● **What is being asked**: State how many lines in the listing below include the word "this", and add nothing besides the number.

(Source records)
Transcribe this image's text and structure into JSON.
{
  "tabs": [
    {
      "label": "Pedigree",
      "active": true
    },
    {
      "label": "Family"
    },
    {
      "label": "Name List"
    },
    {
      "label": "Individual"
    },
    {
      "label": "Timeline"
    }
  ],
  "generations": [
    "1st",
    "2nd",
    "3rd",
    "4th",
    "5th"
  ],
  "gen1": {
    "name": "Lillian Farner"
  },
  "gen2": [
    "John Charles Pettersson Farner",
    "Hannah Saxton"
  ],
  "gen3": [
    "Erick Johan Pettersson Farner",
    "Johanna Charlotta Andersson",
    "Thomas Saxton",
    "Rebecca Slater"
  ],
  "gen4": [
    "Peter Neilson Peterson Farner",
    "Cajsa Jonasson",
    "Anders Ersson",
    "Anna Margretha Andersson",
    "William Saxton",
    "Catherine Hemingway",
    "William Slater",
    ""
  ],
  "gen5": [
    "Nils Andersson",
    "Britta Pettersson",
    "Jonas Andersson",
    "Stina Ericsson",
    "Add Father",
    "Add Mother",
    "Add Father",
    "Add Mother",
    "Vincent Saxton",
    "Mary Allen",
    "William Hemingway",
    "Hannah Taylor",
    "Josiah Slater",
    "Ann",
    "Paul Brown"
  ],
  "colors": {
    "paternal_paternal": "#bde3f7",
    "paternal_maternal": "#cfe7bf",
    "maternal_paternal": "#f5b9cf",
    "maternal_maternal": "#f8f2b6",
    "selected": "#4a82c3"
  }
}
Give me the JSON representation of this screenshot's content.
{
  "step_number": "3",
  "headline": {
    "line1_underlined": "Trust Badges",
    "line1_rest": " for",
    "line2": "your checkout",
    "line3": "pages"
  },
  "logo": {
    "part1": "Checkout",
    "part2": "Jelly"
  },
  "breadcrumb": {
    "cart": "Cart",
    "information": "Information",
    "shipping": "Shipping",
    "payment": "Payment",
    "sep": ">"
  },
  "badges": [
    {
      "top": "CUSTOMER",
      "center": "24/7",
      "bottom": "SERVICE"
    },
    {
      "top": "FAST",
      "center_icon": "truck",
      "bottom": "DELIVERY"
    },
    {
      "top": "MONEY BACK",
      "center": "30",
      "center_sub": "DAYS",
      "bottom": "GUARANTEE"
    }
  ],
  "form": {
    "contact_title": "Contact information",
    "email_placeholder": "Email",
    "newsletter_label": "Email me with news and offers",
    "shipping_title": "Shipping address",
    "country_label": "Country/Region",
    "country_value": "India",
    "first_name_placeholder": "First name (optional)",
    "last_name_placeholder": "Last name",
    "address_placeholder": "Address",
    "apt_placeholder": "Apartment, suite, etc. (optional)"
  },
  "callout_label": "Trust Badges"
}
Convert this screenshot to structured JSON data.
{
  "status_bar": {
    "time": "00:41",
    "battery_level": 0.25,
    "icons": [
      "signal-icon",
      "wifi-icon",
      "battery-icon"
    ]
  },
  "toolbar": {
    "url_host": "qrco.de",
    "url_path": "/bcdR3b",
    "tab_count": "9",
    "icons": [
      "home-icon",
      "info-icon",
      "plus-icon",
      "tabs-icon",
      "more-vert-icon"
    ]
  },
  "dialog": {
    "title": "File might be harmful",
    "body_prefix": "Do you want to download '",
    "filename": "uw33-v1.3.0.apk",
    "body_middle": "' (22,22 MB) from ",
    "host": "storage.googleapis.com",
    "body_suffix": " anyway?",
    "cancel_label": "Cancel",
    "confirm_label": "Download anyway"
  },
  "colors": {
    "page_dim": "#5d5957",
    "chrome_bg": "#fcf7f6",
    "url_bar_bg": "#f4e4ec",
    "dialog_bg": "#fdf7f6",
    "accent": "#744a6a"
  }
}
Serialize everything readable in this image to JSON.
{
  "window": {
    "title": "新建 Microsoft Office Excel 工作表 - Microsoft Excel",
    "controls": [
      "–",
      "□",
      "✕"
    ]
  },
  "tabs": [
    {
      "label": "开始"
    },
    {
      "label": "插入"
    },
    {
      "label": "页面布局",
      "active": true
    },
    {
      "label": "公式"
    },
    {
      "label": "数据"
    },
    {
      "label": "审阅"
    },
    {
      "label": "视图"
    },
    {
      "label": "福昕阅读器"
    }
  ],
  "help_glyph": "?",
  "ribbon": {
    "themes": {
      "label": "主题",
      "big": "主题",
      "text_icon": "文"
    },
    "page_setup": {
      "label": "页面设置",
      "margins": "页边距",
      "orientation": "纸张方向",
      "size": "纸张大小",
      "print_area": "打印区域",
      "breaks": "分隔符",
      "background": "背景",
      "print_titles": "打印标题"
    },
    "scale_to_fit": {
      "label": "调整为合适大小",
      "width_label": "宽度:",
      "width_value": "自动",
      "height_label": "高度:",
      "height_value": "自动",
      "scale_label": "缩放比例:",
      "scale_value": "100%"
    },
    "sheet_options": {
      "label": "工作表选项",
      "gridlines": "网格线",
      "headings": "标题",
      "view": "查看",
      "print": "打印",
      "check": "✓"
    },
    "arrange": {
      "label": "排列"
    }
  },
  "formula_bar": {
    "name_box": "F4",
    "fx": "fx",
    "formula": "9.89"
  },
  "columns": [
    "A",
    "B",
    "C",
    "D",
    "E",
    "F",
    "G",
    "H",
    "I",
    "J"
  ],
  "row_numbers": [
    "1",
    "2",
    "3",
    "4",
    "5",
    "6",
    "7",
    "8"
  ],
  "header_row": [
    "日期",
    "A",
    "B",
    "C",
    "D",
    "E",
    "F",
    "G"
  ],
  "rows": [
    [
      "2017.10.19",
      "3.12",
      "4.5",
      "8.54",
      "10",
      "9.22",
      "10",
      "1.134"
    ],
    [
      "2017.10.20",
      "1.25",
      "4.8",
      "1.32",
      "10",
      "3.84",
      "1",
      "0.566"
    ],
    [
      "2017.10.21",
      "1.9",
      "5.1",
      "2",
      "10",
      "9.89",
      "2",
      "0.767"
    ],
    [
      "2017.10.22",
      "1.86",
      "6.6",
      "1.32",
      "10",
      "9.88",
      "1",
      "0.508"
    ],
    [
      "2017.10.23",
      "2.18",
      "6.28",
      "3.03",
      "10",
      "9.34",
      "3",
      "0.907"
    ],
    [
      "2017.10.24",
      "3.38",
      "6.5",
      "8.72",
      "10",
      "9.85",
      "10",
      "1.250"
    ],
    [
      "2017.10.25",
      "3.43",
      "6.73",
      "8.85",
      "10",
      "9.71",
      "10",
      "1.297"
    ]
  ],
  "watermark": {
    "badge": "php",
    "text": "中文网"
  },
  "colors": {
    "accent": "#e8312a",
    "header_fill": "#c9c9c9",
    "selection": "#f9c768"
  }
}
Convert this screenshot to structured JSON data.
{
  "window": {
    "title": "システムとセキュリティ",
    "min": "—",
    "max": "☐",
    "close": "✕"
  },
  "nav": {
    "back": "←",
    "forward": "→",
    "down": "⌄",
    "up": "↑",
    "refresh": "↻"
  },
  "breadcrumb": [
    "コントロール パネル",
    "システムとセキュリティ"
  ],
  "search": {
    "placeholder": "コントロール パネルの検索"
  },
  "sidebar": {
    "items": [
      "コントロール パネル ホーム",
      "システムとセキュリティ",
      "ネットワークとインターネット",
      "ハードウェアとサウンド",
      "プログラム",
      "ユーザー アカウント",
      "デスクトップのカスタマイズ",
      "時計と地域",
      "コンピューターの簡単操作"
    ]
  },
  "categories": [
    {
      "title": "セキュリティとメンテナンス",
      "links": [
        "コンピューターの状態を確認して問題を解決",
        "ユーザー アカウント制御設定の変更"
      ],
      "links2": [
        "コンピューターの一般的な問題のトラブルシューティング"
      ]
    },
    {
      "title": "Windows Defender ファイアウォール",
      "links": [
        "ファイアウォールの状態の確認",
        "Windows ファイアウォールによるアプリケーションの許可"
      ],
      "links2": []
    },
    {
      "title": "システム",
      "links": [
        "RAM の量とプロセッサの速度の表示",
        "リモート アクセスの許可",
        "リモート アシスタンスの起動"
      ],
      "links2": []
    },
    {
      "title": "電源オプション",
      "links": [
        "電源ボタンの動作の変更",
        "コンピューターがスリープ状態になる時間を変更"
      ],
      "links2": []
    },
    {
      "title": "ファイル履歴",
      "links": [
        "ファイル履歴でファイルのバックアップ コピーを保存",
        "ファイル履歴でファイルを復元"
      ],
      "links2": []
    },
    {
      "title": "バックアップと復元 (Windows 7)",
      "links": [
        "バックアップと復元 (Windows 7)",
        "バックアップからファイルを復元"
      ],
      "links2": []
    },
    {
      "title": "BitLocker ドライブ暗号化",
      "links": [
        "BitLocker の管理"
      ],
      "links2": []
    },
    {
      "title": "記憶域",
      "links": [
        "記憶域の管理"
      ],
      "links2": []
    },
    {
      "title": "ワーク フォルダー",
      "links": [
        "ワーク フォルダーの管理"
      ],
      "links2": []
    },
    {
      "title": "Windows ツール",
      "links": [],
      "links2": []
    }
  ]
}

● **Exercise result**: 5